_What you are asked to do_:
Search the records for "this" and copy each line that holds it.

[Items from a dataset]
--------------------------------
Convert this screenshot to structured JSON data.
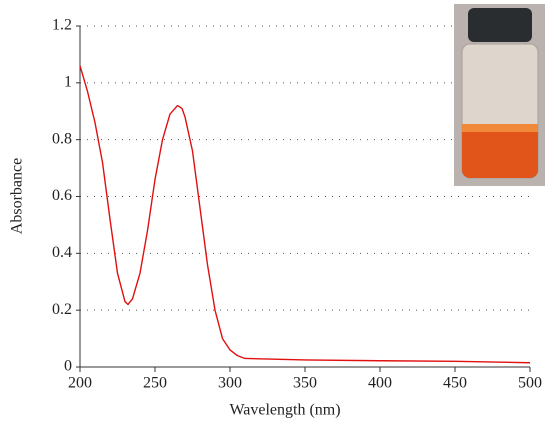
{
  "chart_data": {
    "type": "line",
    "x_label": "Wavelength (nm)",
    "y_label": "Absorbance",
    "x": [
      200,
      205,
      210,
      215,
      220,
      225,
      230,
      232,
      235,
      240,
      245,
      250,
      255,
      260,
      265,
      268,
      270,
      275,
      280,
      285,
      290,
      295,
      300,
      305,
      310,
      350,
      400,
      450,
      500
    ],
    "values": [
      1.06,
      0.97,
      0.86,
      0.72,
      0.52,
      0.33,
      0.23,
      0.22,
      0.24,
      0.33,
      0.48,
      0.66,
      0.8,
      0.89,
      0.92,
      0.91,
      0.88,
      0.76,
      0.56,
      0.36,
      0.2,
      0.1,
      0.06,
      0.04,
      0.03,
      0.025,
      0.022,
      0.02,
      0.015
    ],
    "color": "#e01010",
    "xlim": [
      200,
      500
    ],
    "xticks": [
      200,
      250,
      300,
      350,
      400,
      450,
      500
    ],
    "ylim": [
      0,
      1.2
    ],
    "yticks": [
      0,
      0.2,
      0.4,
      0.6,
      0.8,
      1,
      1.2
    ],
    "grid": true
  }
}
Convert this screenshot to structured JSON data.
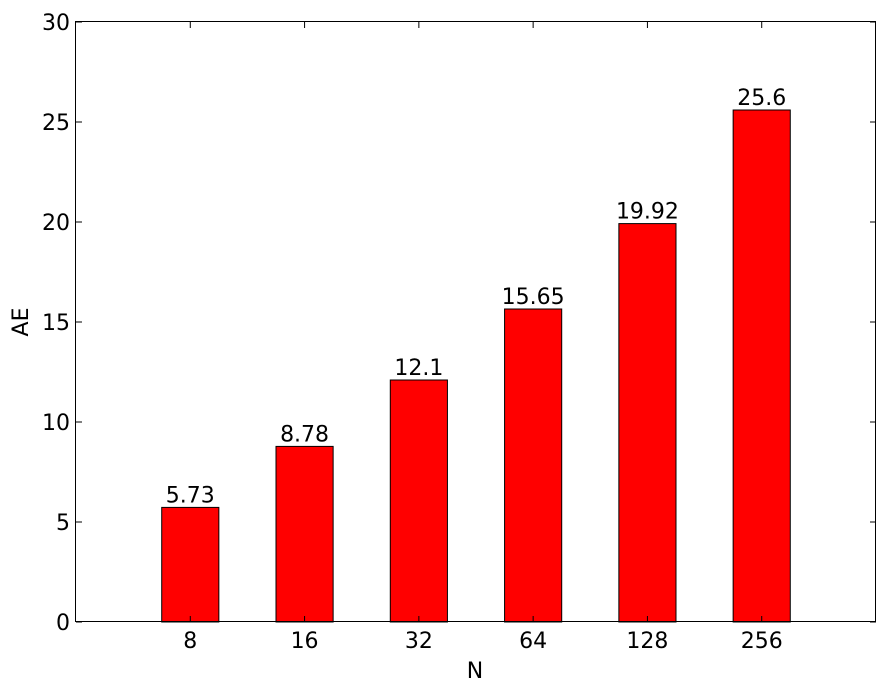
{
  "chart_data": {
    "type": "bar",
    "categories": [
      "8",
      "16",
      "32",
      "64",
      "128",
      "256"
    ],
    "values": [
      5.73,
      8.78,
      12.1,
      15.65,
      19.92,
      25.6
    ],
    "value_labels": [
      "5.73",
      "8.78",
      "12.1",
      "15.65",
      "19.92",
      "25.6"
    ],
    "title": "",
    "xlabel": "N",
    "ylabel": "AE",
    "ylim": [
      0,
      30
    ],
    "yticks": [
      "0",
      "5",
      "10",
      "15",
      "20",
      "25",
      "30"
    ],
    "grid": false,
    "legend": "none",
    "colors": {
      "bar": "#ff0000",
      "edge": "#000000"
    }
  }
}
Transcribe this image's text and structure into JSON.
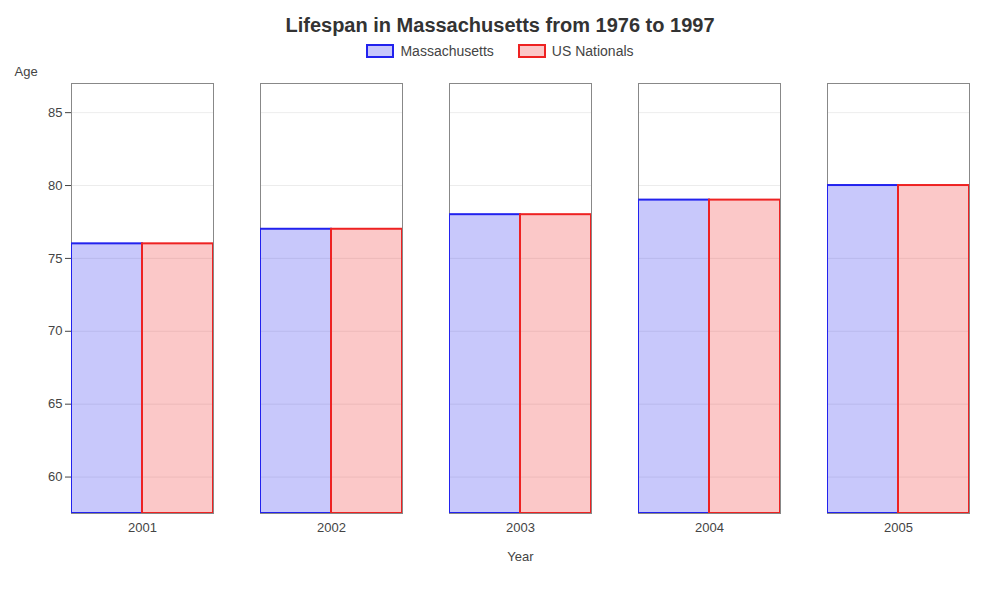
{
  "chart_data": {
    "type": "bar",
    "title": "Lifespan in Massachusetts from 1976 to 1997",
    "xlabel": "Year",
    "ylabel": "Age",
    "categories": [
      "2001",
      "2002",
      "2003",
      "2004",
      "2005"
    ],
    "series": [
      {
        "name": "Massachusetts",
        "color": "#2222ee",
        "values": [
          76,
          77,
          78,
          79,
          80
        ]
      },
      {
        "name": "US Nationals",
        "color": "#ee2222",
        "values": [
          76,
          77,
          78,
          79,
          80
        ]
      }
    ],
    "ylim": [
      57.5,
      87
    ],
    "yticks": [
      60,
      65,
      70,
      75,
      80,
      85
    ],
    "grid": true,
    "legend": "top"
  }
}
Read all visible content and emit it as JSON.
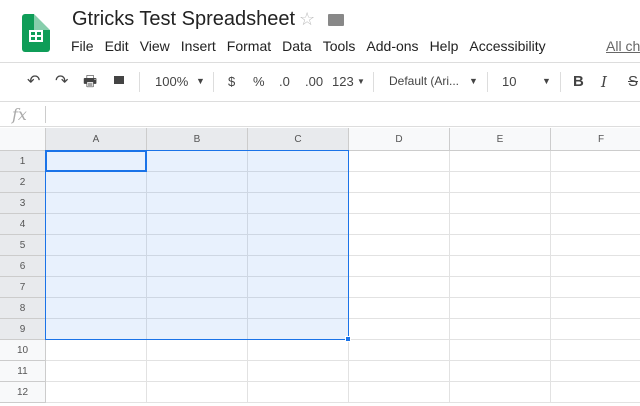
{
  "app": {
    "title": "Gtricks Test Spreadsheet",
    "star_icon": "star-icon",
    "folder_icon": "folder-icon"
  },
  "menu": [
    "File",
    "Edit",
    "View",
    "Insert",
    "Format",
    "Data",
    "Tools",
    "Add-ons",
    "Help",
    "Accessibility"
  ],
  "all_changes": "All ch",
  "toolbar": {
    "zoom": "100%",
    "currency": "$",
    "percent": "%",
    "dec_decrease": ".0",
    "dec_increase": ".00",
    "format_more": "123",
    "font": "Default (Ari...",
    "font_size": "10",
    "bold": "B",
    "italic": "I",
    "strike": "S"
  },
  "formula": {
    "fx": "fx",
    "value": ""
  },
  "columns": [
    "A",
    "B",
    "C",
    "D",
    "E",
    "F"
  ],
  "rows": [
    "1",
    "2",
    "3",
    "4",
    "5",
    "6",
    "7",
    "8",
    "9",
    "10",
    "11",
    "12"
  ],
  "selection": {
    "range": "A1:C9",
    "active_cell": "A1"
  },
  "colors": {
    "accent": "#1a73e8",
    "sheets_green": "#0f9d58"
  }
}
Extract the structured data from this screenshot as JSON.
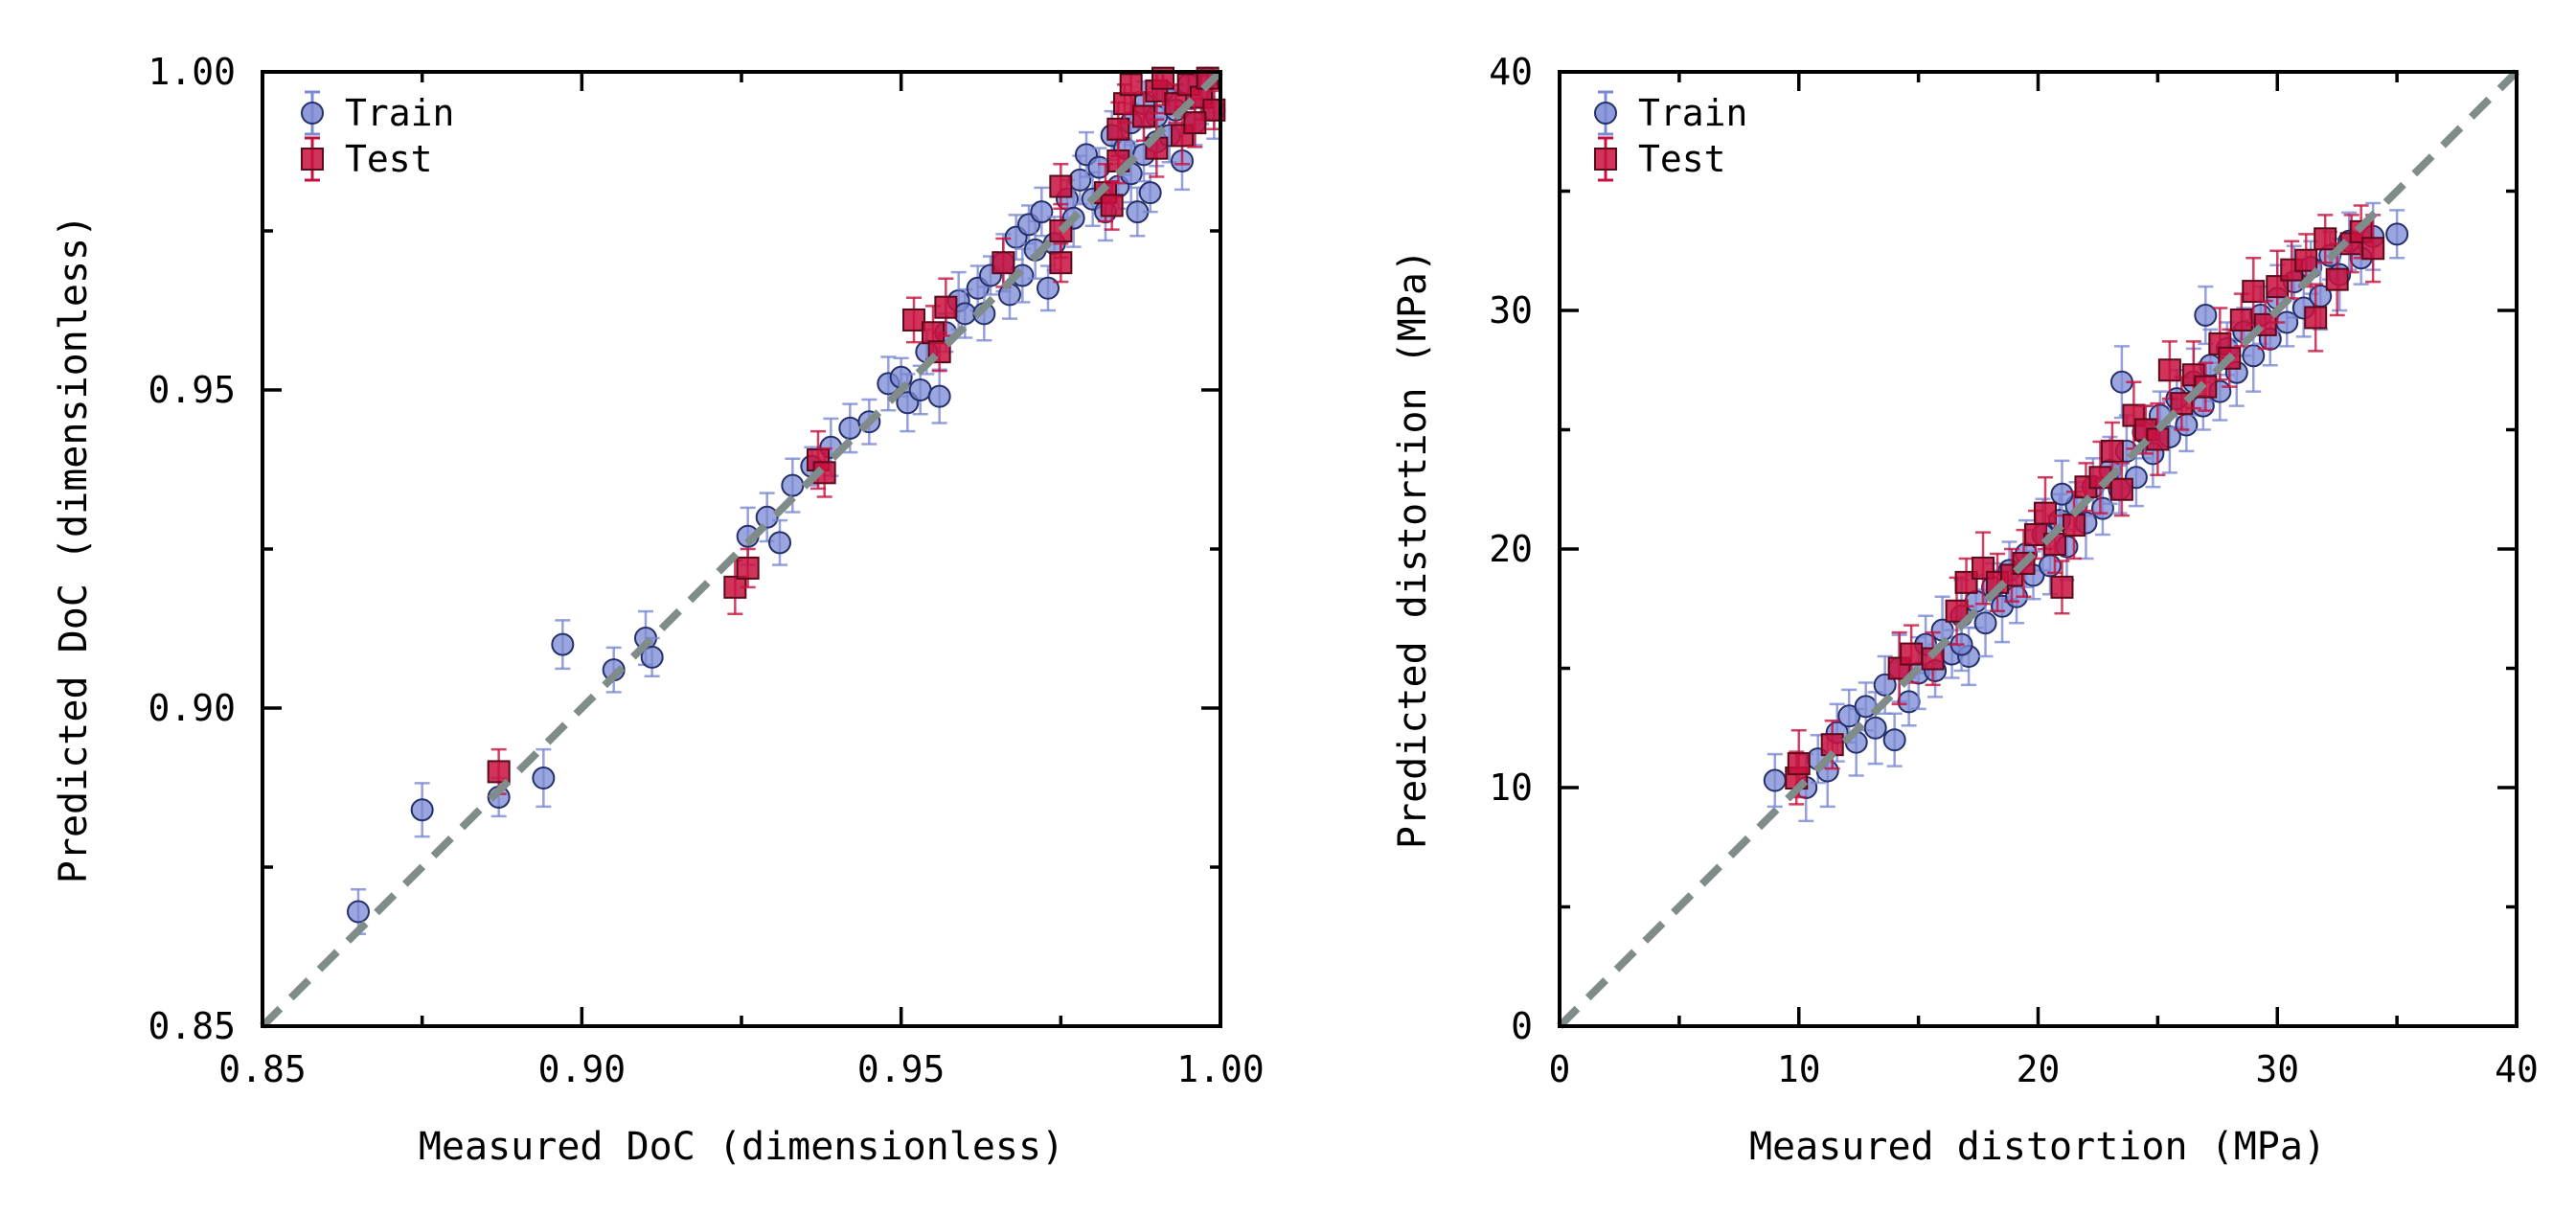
{
  "chart_data": [
    {
      "type": "scatter",
      "xlabel": "Measured DoC (dimensionless)",
      "ylabel": "Predicted DoC (dimensionless)",
      "xlim": [
        0.85,
        1.0
      ],
      "ylim": [
        0.85,
        1.0
      ],
      "xticks": [
        "0.85",
        "0.90",
        "0.95",
        "1.00"
      ],
      "yticks": [
        "0.85",
        "0.90",
        "0.95",
        "1.00"
      ],
      "reference_line": "y = x (dashed)",
      "legend": {
        "placement": "top-left",
        "entries": [
          "Train",
          "Test"
        ]
      },
      "series": [
        {
          "name": "Train",
          "color": "#7b88d3",
          "marker": "circle",
          "points": [
            [
              0.865,
              0.868
            ],
            [
              0.875,
              0.884
            ],
            [
              0.887,
              0.886
            ],
            [
              0.894,
              0.889
            ],
            [
              0.897,
              0.91
            ],
            [
              0.905,
              0.906
            ],
            [
              0.91,
              0.911
            ],
            [
              0.911,
              0.908
            ],
            [
              0.926,
              0.927
            ],
            [
              0.929,
              0.93
            ],
            [
              0.931,
              0.926
            ],
            [
              0.933,
              0.935
            ],
            [
              0.936,
              0.938
            ],
            [
              0.939,
              0.941
            ],
            [
              0.942,
              0.944
            ],
            [
              0.945,
              0.945
            ],
            [
              0.948,
              0.951
            ],
            [
              0.95,
              0.952
            ],
            [
              0.951,
              0.948
            ],
            [
              0.953,
              0.95
            ],
            [
              0.954,
              0.956
            ],
            [
              0.956,
              0.949
            ],
            [
              0.957,
              0.959
            ],
            [
              0.959,
              0.964
            ],
            [
              0.96,
              0.962
            ],
            [
              0.962,
              0.966
            ],
            [
              0.963,
              0.962
            ],
            [
              0.964,
              0.968
            ],
            [
              0.966,
              0.97
            ],
            [
              0.967,
              0.965
            ],
            [
              0.968,
              0.974
            ],
            [
              0.969,
              0.968
            ],
            [
              0.97,
              0.976
            ],
            [
              0.971,
              0.972
            ],
            [
              0.972,
              0.978
            ],
            [
              0.973,
              0.966
            ],
            [
              0.974,
              0.973
            ],
            [
              0.976,
              0.98
            ],
            [
              0.977,
              0.977
            ],
            [
              0.978,
              0.983
            ],
            [
              0.979,
              0.987
            ],
            [
              0.98,
              0.98
            ],
            [
              0.981,
              0.985
            ],
            [
              0.982,
              0.978
            ],
            [
              0.983,
              0.99
            ],
            [
              0.984,
              0.982
            ],
            [
              0.985,
              0.988
            ],
            [
              0.986,
              0.992
            ],
            [
              0.986,
              0.984
            ],
            [
              0.987,
              0.978
            ],
            [
              0.988,
              0.995
            ],
            [
              0.988,
              0.987
            ],
            [
              0.989,
              0.981
            ],
            [
              0.99,
              0.993
            ],
            [
              0.99,
              0.989
            ],
            [
              0.991,
              0.997
            ],
            [
              0.992,
              0.99
            ],
            [
              0.993,
              0.994
            ],
            [
              0.994,
              0.986
            ],
            [
              0.995,
              0.998
            ],
            [
              0.996,
              0.992
            ],
            [
              0.997,
              0.996
            ],
            [
              0.998,
              0.999
            ],
            [
              0.999,
              0.994
            ]
          ]
        },
        {
          "name": "Test",
          "color": "#c8103e",
          "marker": "square",
          "points": [
            [
              0.887,
              0.89
            ],
            [
              0.924,
              0.919
            ],
            [
              0.926,
              0.922
            ],
            [
              0.937,
              0.939
            ],
            [
              0.938,
              0.937
            ],
            [
              0.952,
              0.961
            ],
            [
              0.955,
              0.959
            ],
            [
              0.956,
              0.956
            ],
            [
              0.957,
              0.963
            ],
            [
              0.966,
              0.97
            ],
            [
              0.975,
              0.982
            ],
            [
              0.975,
              0.975
            ],
            [
              0.975,
              0.97
            ],
            [
              0.982,
              0.981
            ],
            [
              0.983,
              0.979
            ],
            [
              0.984,
              0.986
            ],
            [
              0.984,
              0.991
            ],
            [
              0.985,
              0.995
            ],
            [
              0.986,
              0.998
            ],
            [
              0.988,
              0.993
            ],
            [
              0.99,
              0.997
            ],
            [
              0.991,
              0.999
            ],
            [
              0.993,
              0.995
            ],
            [
              0.994,
              0.99
            ],
            [
              0.995,
              0.998
            ],
            [
              0.997,
              0.996
            ],
            [
              0.998,
              0.999
            ],
            [
              0.999,
              0.994
            ],
            [
              0.99,
              0.988
            ],
            [
              0.996,
              0.992
            ]
          ]
        }
      ]
    },
    {
      "type": "scatter",
      "xlabel": "Measured distortion (MPa)",
      "ylabel": "Predicted distortion (MPa)",
      "xlim": [
        0,
        40
      ],
      "ylim": [
        0,
        40
      ],
      "xticks": [
        "0",
        "10",
        "20",
        "30",
        "40"
      ],
      "yticks": [
        "0",
        "10",
        "20",
        "30",
        "40"
      ],
      "reference_line": "y = x (dashed)",
      "legend": {
        "placement": "top-left",
        "entries": [
          "Train",
          "Test"
        ]
      },
      "series": [
        {
          "name": "Train",
          "color": "#7b88d3",
          "marker": "circle",
          "points": [
            [
              9.0,
              10.3
            ],
            [
              10.3,
              10.0
            ],
            [
              10.8,
              11.2
            ],
            [
              11.2,
              10.7
            ],
            [
              11.6,
              12.3
            ],
            [
              12.1,
              13.0
            ],
            [
              12.4,
              11.9
            ],
            [
              12.8,
              13.4
            ],
            [
              13.2,
              12.5
            ],
            [
              13.6,
              14.3
            ],
            [
              14.0,
              12.0
            ],
            [
              14.2,
              15.0
            ],
            [
              14.6,
              13.6
            ],
            [
              15.0,
              14.8
            ],
            [
              15.3,
              16.0
            ],
            [
              15.7,
              14.9
            ],
            [
              16.0,
              16.6
            ],
            [
              16.4,
              15.6
            ],
            [
              16.8,
              17.2
            ],
            [
              17.1,
              15.5
            ],
            [
              17.4,
              17.8
            ],
            [
              17.8,
              16.9
            ],
            [
              18.1,
              18.4
            ],
            [
              18.5,
              17.6
            ],
            [
              18.8,
              19.1
            ],
            [
              19.1,
              18.0
            ],
            [
              19.5,
              19.8
            ],
            [
              19.8,
              18.9
            ],
            [
              20.2,
              20.6
            ],
            [
              20.5,
              19.3
            ],
            [
              20.9,
              21.2
            ],
            [
              21.2,
              20.1
            ],
            [
              21.6,
              21.8
            ],
            [
              22.0,
              21.1
            ],
            [
              22.3,
              22.6
            ],
            [
              22.7,
              21.7
            ],
            [
              23.0,
              23.3
            ],
            [
              23.4,
              22.5
            ],
            [
              23.7,
              24.1
            ],
            [
              24.1,
              23.0
            ],
            [
              24.4,
              24.9
            ],
            [
              24.8,
              24.0
            ],
            [
              25.1,
              25.6
            ],
            [
              25.5,
              24.7
            ],
            [
              25.8,
              26.3
            ],
            [
              26.2,
              25.2
            ],
            [
              26.5,
              27.0
            ],
            [
              26.9,
              26.0
            ],
            [
              27.2,
              27.7
            ],
            [
              27.6,
              26.6
            ],
            [
              27.9,
              28.4
            ],
            [
              28.3,
              27.4
            ],
            [
              28.6,
              29.1
            ],
            [
              29.0,
              28.1
            ],
            [
              29.3,
              29.8
            ],
            [
              29.7,
              28.8
            ],
            [
              30.0,
              30.5
            ],
            [
              30.4,
              29.5
            ],
            [
              30.7,
              31.2
            ],
            [
              31.1,
              30.1
            ],
            [
              31.4,
              31.8
            ],
            [
              31.8,
              30.6
            ],
            [
              32.2,
              32.3
            ],
            [
              32.6,
              31.5
            ],
            [
              33.0,
              32.9
            ],
            [
              33.5,
              32.2
            ],
            [
              34.0,
              33.1
            ],
            [
              35.0,
              33.2
            ],
            [
              23.5,
              27.0
            ],
            [
              27.0,
              29.8
            ],
            [
              16.8,
              16.0
            ],
            [
              21.0,
              22.3
            ]
          ]
        },
        {
          "name": "Test",
          "color": "#c8103e",
          "marker": "square",
          "points": [
            [
              9.9,
              10.4
            ],
            [
              10.0,
              11.0
            ],
            [
              11.4,
              11.8
            ],
            [
              14.2,
              15.0
            ],
            [
              14.7,
              15.6
            ],
            [
              15.6,
              15.4
            ],
            [
              16.6,
              17.4
            ],
            [
              17.0,
              18.6
            ],
            [
              17.7,
              19.2
            ],
            [
              18.3,
              18.6
            ],
            [
              18.9,
              18.9
            ],
            [
              19.4,
              19.4
            ],
            [
              19.9,
              20.6
            ],
            [
              20.3,
              21.5
            ],
            [
              20.7,
              20.2
            ],
            [
              21.0,
              18.4
            ],
            [
              21.5,
              21.0
            ],
            [
              22.0,
              22.6
            ],
            [
              22.6,
              23.0
            ],
            [
              23.1,
              24.1
            ],
            [
              23.5,
              22.5
            ],
            [
              24.0,
              25.6
            ],
            [
              24.5,
              25.0
            ],
            [
              25.0,
              24.6
            ],
            [
              25.5,
              27.5
            ],
            [
              26.0,
              26.1
            ],
            [
              26.5,
              27.3
            ],
            [
              27.0,
              26.8
            ],
            [
              27.6,
              28.6
            ],
            [
              28.0,
              28.0
            ],
            [
              28.5,
              29.6
            ],
            [
              29.0,
              30.8
            ],
            [
              29.5,
              29.4
            ],
            [
              30.0,
              31.0
            ],
            [
              30.6,
              31.7
            ],
            [
              31.2,
              32.1
            ],
            [
              31.6,
              29.7
            ],
            [
              32.0,
              33.0
            ],
            [
              32.5,
              31.3
            ],
            [
              33.1,
              32.8
            ],
            [
              33.5,
              33.3
            ],
            [
              34.0,
              32.6
            ]
          ]
        }
      ]
    }
  ]
}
--------------------------------
_Final result_:
Convert this screenshot to structured JSON data.
Convert this screenshot to structured JSON data.
Transcribe this image's text and structure into JSON.
Extract the structured data from this screenshot as JSON.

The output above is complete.